Goal: Pick out all lines of the entries that include the word "this" and copy them.

Source data:
— start —

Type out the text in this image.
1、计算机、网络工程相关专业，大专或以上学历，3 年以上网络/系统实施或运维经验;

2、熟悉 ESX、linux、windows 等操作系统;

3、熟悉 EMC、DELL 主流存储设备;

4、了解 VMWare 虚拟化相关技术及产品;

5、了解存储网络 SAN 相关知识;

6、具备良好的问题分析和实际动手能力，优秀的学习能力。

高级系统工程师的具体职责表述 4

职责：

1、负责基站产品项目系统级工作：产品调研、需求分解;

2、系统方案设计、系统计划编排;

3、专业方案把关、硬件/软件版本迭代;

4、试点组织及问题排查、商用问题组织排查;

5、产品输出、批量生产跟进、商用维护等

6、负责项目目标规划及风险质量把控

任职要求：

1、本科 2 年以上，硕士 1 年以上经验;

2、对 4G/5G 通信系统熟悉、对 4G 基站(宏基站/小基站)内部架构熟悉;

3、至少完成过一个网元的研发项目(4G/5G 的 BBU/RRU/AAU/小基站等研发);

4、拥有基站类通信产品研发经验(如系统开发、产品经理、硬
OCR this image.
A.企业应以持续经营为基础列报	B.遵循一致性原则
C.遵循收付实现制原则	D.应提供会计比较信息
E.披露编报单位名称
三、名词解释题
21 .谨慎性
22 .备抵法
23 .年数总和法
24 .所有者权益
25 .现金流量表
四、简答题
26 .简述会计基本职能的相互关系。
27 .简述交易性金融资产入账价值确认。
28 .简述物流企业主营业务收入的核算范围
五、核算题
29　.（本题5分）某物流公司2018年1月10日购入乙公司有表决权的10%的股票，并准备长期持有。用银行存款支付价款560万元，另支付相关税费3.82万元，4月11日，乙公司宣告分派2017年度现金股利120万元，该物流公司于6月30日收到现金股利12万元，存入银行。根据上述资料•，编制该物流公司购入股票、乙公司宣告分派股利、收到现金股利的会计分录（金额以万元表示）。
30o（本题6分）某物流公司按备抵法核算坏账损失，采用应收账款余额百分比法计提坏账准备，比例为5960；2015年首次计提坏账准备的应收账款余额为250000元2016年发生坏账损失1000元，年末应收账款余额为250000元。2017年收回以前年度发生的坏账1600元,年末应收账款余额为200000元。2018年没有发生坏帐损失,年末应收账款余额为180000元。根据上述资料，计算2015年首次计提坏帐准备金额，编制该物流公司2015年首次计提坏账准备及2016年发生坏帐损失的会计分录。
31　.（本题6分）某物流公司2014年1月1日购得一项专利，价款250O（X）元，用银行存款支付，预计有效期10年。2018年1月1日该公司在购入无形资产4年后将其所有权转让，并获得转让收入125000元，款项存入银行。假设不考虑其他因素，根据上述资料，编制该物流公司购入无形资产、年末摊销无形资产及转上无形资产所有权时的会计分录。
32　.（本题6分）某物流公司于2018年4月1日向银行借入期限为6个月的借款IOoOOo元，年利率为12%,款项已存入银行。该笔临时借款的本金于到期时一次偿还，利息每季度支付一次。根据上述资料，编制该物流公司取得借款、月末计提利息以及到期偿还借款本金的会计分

— end —

Answer to the exercise:
Type out the text in this image.
OCR this image.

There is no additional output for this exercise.